SUPPLIED ENTRIES ▸

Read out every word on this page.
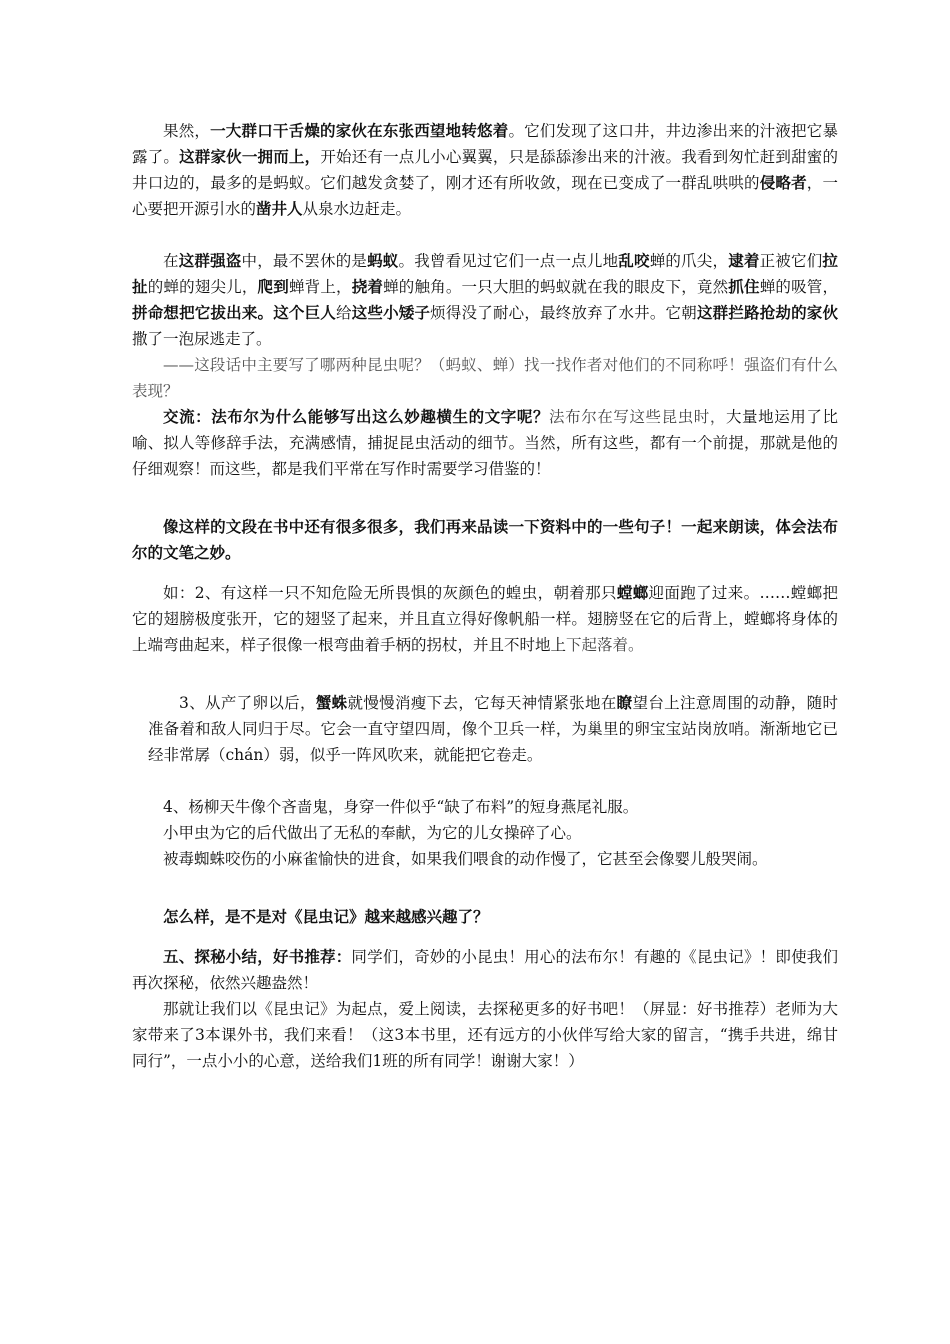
果然，一大群口干舌燥的家伙在东张西望地转悠着。它们发现了这口井，井边渗出来的汁液把它暴露了。这群家伙一拥而上，开始还有一点儿小心翼翼，只是舔舔渗出来的汁液。我看到匆忙赶到甜蜜的井口边的，最多的是蚂蚁。它们越发贪婪了，刚才还有所收敛，现在已变成了一群乱哄哄的侵略者，一心要把开源引水的凿井人从泉水边赶走。

在这群强盗中，最不罢休的是蚂蚁。我曾看见过它们一点一点儿地乱咬蝉的爪尖，逮着正被它们拉扯的蝉的翅尖儿，爬到蝉背上，挠着蝉的触角。一只大胆的蚂蚁就在我的眼皮下，竟然抓住蝉的吸管，拼命想把它拔出来。这个巨人给这些小矮子烦得没了耐心，最终放弃了水井。它朝这群拦路抢劫的家伙撒了一泡尿逃走了。

——这段话中主要写了哪两种昆虫呢？（蚂蚁、蝉）找一找作者对他们的不同称呼！强盗们有什么表现？

交流：法布尔为什么能够写出这么妙趣横生的文字呢？法布尔在写这些昆虫时，大量地运用了比喻、拟人等修辞手法，充满感情，捕捉昆虫活动的细节。当然，所有这些，都有一个前提，那就是他的仔细观察！而这些，都是我们平常在写作时需要学习借鉴的！

像这样的文段在书中还有很多很多，我们再来品读一下资料中的一些句子！一起来朗读，体会法布尔的文笔之妙。

如：2、有这样一只不知危险无所畏惧的灰颜色的蝗虫，朝着那只螳螂迎面跑了过来。……螳螂把它的翅膀极度张开，它的翅竖了起来，并且直立得好像帆船一样。翅膀竖在它的后背上，螳螂将身体的上端弯曲起来，样子很像一根弯曲着手柄的拐杖，并且不时地上下起落着。

3、从产了卵以后，蟹蛛就慢慢消瘦下去，它每天神情紧张地在瞭望台上注意周围的动静，随时准备着和敌人同归于尽。它会一直守望四周，像个卫兵一样，为巢里的卵宝宝站岗放哨。渐渐地它已经非常孱（chán）弱，似乎一阵风吹来，就能把它卷走。

4、杨柳天牛像个吝啬鬼，身穿一件似乎“缺了布料”的短身燕尾礼服。

小甲虫为它的后代做出了无私的奉献，为它的儿女操碎了心。

被毒蜘蛛咬伤的小麻雀愉快的进食，如果我们喂食的动作慢了，它甚至会像婴儿般哭闹。

怎么样，是不是对《昆虫记》越来越感兴趣了？

五、探秘小结，好书推荐：同学们，奇妙的小昆虫！用心的法布尔！有趣的《昆虫记》！即使我们再次探秘，依然兴趣盎然！

那就让我们以《昆虫记》为起点，爱上阅读，去探秘更多的好书吧！（屏显：好书推荐）老师为大家带来了3本课外书，我们来看！（这3本书里，还有远方的小伙伴写给大家的留言，“携手共进，绵甘同行”，一点小小的心意，送给我们1班的所有同学！谢谢大家！）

JOB ▸
Leave images out of the retyped records; keep all else exact.

FULL SOLUTION ▸
Read out every word on this page.
果然，一大群口干舌燥的家伙在东张西望地转悠着。它们发现了这口井，井边渗出来的汁液把它暴露了。这群家伙一拥而上，开始还有一点儿小心翼翼，只是舔舔渗出来的汁液。我看到匆忙赶到甜蜜的井口边的，最多的是蚂蚁。它们越发贪婪了，刚才还有所收敛，现在已变成了一群乱哄哄的侵略者，一心要把开源引水的凿井人从泉水边赶走。

在这群强盗中，最不罢休的是蚂蚁。我曾看见过它们一点一点儿地乱咬蝉的爪尖，逮着正被它们拉扯的蝉的翅尖儿，爬到蝉背上，挠着蝉的触角。一只大胆的蚂蚁就在我的眼皮下，竟然抓住蝉的吸管，拼命想把它拔出来。这个巨人给这些小矮子烦得没了耐心，最终放弃了水井。它朝这群拦路抢劫的家伙撒了一泡尿逃走了。

——这段话中主要写了哪两种昆虫呢？（蚂蚁、蝉）找一找作者对他们的不同称呼！强盗们有什么表现？

交流：法布尔为什么能够写出这么妙趣横生的文字呢？法布尔在写这些昆虫时，大量地运用了比喻、拟人等修辞手法，充满感情，捕捉昆虫活动的细节。当然，所有这些，都有一个前提，那就是他的仔细观察！而这些，都是我们平常在写作时需要学习借鉴的！

像这样的文段在书中还有很多很多，我们再来品读一下资料中的一些句子！一起来朗读，体会法布尔的文笔之妙。

如：2、有这样一只不知危险无所畏惧的灰颜色的蝗虫，朝着那只螳螂迎面跑了过来。……螳螂把它的翅膀极度张开，它的翅竖了起来，并且直立得好像帆船一样。翅膀竖在它的后背上，螳螂将身体的上端弯曲起来，样子很像一根弯曲着手柄的拐杖，并且不时地上下起落着。

3、从产了卵以后，蟹蛛就慢慢消瘦下去，它每天神情紧张地在瞭望台上注意周围的动静，随时准备着和敌人同归于尽。它会一直守望四周，像个卫兵一样，为巢里的卵宝宝站岗放哨。渐渐地它已经非常孱（chán）弱，似乎一阵风吹来，就能把它卷走。

4、杨柳天牛像个吝啬鬼，身穿一件似乎“缺了布料”的短身燕尾礼服。

小甲虫为它的后代做出了无私的奉献，为它的儿女操碎了心。

被毒蜘蛛咬伤的小麻雀愉快的进食，如果我们喂食的动作慢了，它甚至会像婴儿般哭闹。

怎么样，是不是对《昆虫记》越来越感兴趣了？

五、探秘小结，好书推荐：同学们，奇妙的小昆虫！用心的法布尔！有趣的《昆虫记》！即使我们再次探秘，依然兴趣盎然！

那就让我们以《昆虫记》为起点，爱上阅读，去探秘更多的好书吧！（屏显：好书推荐）老师为大家带来了3本课外书，我们来看！（这3本书里，还有远方的小伙伴写给大家的留言，“携手共进，绵甘同行”，一点小小的心意，送给我们1班的所有同学！谢谢大家！）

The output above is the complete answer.